[start]
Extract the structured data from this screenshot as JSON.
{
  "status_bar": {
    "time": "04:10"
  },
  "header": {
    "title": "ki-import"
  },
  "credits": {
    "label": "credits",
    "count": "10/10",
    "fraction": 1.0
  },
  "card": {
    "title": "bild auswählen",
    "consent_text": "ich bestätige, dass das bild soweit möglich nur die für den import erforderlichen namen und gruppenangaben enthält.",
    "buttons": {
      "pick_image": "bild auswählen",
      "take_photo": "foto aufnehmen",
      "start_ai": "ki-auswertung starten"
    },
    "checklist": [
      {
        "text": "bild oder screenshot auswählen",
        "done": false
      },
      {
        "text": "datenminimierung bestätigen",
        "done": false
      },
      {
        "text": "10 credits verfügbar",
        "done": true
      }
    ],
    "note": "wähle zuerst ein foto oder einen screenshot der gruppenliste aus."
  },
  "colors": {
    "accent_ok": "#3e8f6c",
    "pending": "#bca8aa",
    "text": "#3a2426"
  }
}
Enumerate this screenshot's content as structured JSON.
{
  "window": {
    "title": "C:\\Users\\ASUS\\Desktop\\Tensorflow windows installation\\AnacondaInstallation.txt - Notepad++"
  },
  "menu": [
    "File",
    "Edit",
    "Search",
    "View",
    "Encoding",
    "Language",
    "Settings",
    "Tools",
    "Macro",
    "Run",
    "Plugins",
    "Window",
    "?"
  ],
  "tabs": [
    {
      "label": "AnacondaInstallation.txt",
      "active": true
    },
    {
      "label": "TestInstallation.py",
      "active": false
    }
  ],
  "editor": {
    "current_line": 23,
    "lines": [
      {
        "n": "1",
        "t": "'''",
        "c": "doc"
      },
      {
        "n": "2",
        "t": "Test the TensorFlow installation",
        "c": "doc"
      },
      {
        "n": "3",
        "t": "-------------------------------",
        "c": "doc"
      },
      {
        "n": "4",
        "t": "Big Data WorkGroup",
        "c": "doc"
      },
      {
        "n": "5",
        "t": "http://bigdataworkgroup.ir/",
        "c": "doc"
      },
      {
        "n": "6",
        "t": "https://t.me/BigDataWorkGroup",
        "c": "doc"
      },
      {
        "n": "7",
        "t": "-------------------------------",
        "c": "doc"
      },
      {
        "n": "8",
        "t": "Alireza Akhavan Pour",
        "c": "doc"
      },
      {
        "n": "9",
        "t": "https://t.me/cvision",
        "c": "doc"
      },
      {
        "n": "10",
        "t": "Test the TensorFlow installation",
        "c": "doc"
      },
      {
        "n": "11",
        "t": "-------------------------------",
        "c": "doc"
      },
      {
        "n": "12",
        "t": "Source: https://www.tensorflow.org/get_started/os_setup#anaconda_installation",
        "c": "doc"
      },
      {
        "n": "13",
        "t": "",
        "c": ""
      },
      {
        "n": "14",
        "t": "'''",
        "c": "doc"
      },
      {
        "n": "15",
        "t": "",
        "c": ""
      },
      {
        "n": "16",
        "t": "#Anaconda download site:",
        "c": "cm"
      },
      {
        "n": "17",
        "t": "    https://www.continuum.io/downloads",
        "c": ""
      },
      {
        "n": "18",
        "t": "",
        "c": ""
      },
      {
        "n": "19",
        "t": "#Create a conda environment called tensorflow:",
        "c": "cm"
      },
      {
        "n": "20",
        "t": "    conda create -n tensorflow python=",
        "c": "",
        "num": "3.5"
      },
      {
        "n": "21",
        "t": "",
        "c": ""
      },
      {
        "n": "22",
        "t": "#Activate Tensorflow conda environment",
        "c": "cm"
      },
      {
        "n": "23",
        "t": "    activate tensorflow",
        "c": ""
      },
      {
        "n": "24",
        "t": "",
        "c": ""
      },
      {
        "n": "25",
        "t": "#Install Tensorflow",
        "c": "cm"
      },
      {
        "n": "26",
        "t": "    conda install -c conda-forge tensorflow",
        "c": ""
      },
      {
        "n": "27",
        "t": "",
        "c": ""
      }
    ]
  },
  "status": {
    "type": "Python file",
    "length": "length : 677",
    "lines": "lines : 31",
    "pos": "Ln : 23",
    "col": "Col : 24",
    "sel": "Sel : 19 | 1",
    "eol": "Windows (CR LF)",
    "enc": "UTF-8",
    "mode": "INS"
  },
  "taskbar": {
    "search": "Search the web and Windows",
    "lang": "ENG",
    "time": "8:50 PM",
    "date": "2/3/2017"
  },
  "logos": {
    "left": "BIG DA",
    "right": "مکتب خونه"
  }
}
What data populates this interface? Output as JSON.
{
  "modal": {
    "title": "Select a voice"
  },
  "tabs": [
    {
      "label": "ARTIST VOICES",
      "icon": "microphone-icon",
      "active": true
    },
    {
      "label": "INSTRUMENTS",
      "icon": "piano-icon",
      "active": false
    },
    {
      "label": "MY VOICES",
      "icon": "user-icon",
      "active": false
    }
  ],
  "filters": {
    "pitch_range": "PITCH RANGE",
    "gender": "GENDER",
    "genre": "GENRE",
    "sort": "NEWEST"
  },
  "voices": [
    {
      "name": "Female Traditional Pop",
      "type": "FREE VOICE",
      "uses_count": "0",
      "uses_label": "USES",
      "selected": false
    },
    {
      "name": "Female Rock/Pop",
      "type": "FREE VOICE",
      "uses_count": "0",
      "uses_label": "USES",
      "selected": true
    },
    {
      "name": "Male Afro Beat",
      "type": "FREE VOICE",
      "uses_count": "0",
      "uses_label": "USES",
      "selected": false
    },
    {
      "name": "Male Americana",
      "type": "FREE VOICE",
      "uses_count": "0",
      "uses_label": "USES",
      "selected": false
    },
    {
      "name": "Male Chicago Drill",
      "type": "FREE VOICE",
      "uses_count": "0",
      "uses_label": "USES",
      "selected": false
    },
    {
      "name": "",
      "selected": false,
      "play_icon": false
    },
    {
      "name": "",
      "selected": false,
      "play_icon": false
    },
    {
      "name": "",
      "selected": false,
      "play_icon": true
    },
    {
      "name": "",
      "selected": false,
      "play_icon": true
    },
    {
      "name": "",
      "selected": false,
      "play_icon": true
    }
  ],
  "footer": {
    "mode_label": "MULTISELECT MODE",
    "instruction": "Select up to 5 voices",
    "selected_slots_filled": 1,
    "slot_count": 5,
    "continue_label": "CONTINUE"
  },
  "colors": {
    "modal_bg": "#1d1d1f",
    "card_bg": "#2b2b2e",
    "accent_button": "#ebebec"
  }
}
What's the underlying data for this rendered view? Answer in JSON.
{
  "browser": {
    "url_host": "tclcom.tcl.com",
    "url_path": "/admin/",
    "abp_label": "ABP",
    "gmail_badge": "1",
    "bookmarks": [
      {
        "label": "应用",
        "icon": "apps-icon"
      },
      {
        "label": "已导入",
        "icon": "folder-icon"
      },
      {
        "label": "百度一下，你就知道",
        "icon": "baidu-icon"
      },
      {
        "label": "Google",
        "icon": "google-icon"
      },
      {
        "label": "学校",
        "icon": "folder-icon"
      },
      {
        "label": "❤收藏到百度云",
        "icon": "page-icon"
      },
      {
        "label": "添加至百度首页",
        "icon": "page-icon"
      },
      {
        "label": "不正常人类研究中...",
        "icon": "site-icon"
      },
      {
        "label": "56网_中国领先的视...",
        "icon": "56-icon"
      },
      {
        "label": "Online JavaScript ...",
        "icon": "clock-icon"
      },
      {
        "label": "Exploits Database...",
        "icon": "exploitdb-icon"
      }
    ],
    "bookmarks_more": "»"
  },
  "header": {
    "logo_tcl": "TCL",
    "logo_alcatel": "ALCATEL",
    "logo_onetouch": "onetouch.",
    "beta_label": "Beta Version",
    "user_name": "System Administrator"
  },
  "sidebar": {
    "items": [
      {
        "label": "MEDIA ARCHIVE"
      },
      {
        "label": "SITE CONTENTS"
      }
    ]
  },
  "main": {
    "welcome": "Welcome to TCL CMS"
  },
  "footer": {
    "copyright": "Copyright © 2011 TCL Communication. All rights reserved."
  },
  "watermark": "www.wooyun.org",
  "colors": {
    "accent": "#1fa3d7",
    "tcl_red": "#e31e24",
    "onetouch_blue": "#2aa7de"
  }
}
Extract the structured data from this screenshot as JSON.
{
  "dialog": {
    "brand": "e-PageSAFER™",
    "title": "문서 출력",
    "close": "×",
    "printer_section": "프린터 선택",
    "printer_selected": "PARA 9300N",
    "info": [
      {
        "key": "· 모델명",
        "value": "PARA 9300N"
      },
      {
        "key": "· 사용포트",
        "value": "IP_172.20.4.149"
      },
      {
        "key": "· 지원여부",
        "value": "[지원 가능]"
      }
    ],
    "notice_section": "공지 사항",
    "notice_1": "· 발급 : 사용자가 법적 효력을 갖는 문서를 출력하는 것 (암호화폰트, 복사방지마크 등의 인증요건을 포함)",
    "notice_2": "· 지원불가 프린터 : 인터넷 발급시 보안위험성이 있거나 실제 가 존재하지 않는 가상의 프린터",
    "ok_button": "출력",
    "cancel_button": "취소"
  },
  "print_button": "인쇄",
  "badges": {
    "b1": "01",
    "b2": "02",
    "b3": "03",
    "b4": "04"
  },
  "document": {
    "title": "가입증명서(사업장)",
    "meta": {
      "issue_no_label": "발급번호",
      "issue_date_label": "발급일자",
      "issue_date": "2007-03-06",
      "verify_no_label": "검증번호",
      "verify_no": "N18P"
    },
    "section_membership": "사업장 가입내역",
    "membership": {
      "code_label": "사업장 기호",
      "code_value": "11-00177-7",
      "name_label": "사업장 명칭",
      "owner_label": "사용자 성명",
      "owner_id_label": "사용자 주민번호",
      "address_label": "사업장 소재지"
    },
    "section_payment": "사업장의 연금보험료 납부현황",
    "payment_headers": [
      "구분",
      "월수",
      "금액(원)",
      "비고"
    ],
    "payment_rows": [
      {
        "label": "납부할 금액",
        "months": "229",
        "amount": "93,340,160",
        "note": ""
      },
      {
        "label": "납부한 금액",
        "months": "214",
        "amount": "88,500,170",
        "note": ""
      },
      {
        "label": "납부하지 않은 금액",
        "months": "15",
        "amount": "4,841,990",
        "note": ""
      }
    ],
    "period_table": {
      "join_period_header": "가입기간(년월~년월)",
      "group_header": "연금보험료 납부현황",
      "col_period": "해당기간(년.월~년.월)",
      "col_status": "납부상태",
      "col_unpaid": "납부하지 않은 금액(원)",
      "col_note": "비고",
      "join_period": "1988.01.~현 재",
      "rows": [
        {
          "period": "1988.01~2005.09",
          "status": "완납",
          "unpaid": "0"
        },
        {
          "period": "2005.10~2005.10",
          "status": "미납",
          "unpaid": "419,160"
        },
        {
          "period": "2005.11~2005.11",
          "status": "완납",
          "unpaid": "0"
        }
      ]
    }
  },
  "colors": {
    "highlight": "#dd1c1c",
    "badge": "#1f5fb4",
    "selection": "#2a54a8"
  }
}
[end]
__Goal__. Pick out the lines above that hold the string "environment" and show them.

__Final result__.
        "t": "#Create a conda environment called tensorflow:",
        "t": "#Activate Tensorflow conda environment",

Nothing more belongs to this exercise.